Written task:
Locate every line below that contains the word "alternativos" and copy it.

Records for this exercise:
* * * * * * * * *

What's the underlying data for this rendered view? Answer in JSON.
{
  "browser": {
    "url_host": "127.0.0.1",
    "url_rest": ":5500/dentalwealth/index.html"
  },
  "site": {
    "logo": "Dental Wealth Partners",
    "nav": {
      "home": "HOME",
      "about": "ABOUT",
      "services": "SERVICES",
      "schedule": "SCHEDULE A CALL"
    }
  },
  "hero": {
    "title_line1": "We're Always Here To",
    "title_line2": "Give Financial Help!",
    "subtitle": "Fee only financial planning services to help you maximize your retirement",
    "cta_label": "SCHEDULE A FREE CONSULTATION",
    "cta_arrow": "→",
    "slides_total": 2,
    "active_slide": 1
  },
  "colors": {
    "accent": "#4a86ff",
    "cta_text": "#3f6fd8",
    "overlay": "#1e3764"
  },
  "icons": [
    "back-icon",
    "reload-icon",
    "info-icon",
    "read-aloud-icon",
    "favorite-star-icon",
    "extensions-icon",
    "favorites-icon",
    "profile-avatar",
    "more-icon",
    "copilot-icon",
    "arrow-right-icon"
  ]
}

* * * * * * * * *

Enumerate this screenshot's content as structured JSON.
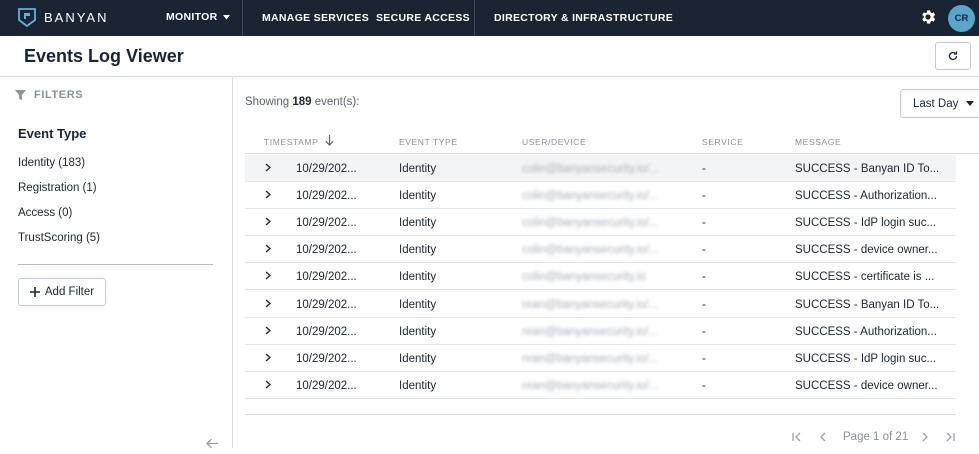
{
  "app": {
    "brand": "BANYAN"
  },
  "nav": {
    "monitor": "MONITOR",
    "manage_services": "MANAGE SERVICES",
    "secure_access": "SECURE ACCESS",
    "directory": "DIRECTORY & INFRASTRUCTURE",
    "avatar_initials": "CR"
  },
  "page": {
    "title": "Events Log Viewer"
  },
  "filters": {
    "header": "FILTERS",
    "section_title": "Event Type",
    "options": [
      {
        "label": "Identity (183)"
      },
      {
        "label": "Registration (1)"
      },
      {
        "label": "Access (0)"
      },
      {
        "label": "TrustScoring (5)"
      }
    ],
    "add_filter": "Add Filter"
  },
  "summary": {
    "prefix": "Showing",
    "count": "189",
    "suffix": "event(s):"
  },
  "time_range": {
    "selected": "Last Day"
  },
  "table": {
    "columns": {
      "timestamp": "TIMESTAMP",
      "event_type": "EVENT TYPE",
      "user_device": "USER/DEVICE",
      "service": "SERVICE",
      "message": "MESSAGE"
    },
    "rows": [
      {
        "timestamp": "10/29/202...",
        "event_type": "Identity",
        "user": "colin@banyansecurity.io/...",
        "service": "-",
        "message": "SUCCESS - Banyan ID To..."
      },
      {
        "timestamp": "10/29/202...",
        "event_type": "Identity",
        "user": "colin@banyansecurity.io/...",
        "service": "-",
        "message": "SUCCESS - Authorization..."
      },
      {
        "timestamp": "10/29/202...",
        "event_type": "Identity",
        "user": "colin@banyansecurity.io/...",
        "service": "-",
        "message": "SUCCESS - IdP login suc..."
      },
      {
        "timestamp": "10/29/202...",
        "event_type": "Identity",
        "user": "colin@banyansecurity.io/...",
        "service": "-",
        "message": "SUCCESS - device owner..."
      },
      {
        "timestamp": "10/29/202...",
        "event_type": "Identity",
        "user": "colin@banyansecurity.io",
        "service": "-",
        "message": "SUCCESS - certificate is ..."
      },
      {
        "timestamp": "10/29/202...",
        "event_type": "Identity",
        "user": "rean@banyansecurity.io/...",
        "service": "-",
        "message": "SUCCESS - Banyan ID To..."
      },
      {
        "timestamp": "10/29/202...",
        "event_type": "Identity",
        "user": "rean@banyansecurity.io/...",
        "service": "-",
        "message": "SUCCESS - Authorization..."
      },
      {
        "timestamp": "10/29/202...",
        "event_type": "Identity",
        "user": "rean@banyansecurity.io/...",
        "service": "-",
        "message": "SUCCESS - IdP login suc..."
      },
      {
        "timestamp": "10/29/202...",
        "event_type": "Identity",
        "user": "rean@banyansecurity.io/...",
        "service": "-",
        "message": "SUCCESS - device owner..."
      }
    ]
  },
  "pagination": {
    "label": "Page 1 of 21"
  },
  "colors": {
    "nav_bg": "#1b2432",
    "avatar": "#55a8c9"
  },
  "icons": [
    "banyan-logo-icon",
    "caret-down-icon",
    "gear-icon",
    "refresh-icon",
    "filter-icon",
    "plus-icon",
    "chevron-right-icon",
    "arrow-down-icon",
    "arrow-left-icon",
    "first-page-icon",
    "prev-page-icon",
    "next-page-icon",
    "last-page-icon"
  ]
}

* * * * * * * * *

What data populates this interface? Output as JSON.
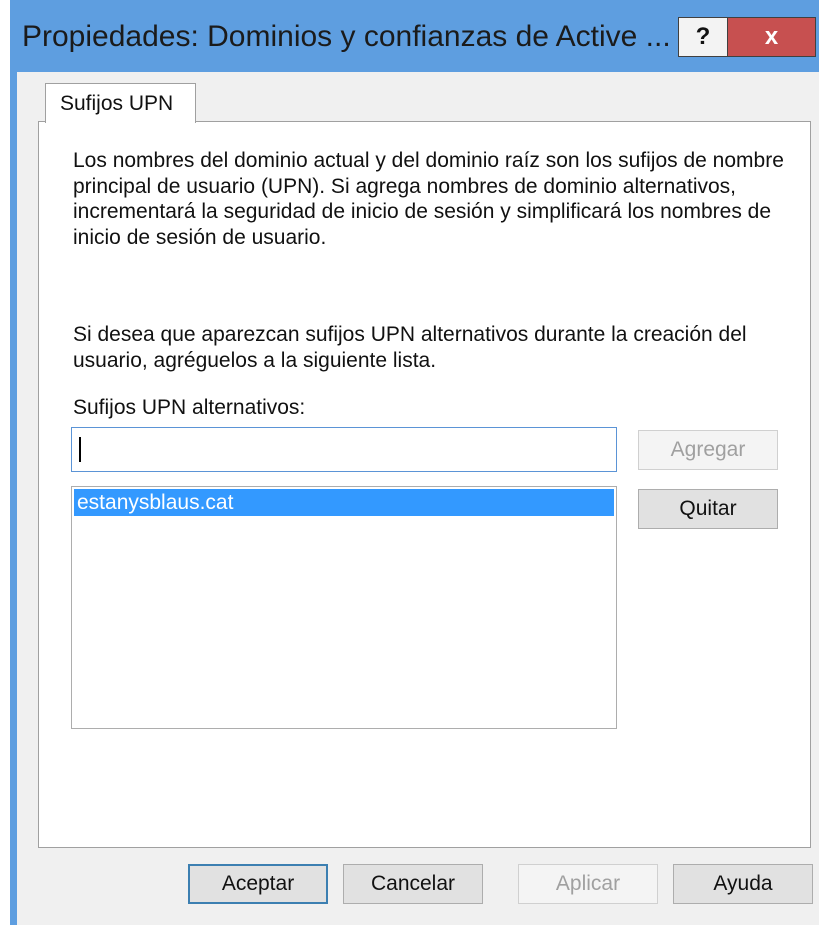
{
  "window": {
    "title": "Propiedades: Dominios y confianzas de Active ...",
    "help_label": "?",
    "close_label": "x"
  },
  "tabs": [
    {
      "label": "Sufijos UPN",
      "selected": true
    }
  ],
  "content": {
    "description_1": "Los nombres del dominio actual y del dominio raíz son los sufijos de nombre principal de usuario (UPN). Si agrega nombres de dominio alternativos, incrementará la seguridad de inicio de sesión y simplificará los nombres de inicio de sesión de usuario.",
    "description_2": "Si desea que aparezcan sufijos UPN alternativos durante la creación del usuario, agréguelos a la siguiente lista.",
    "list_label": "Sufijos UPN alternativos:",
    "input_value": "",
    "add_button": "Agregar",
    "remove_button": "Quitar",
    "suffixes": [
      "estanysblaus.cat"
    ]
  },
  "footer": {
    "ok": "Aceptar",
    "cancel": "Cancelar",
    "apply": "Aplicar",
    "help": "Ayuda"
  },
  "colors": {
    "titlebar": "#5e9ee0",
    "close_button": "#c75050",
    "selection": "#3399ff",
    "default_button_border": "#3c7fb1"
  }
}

* * * * * * * * *

Correct response:
    "description_1": "Los nombres del dominio actual y del dominio raíz son los sufijos de nombre principal de usuario (UPN). Si agrega nombres de dominio alternativos, incrementará la seguridad de inicio de sesión y simplificará los nombres de inicio de sesión de usuario.",
    "description_2": "Si desea que aparezcan sufijos UPN alternativos durante la creación del usuario, agréguelos a la siguiente lista.",
    "list_label": "Sufijos UPN alternativos:",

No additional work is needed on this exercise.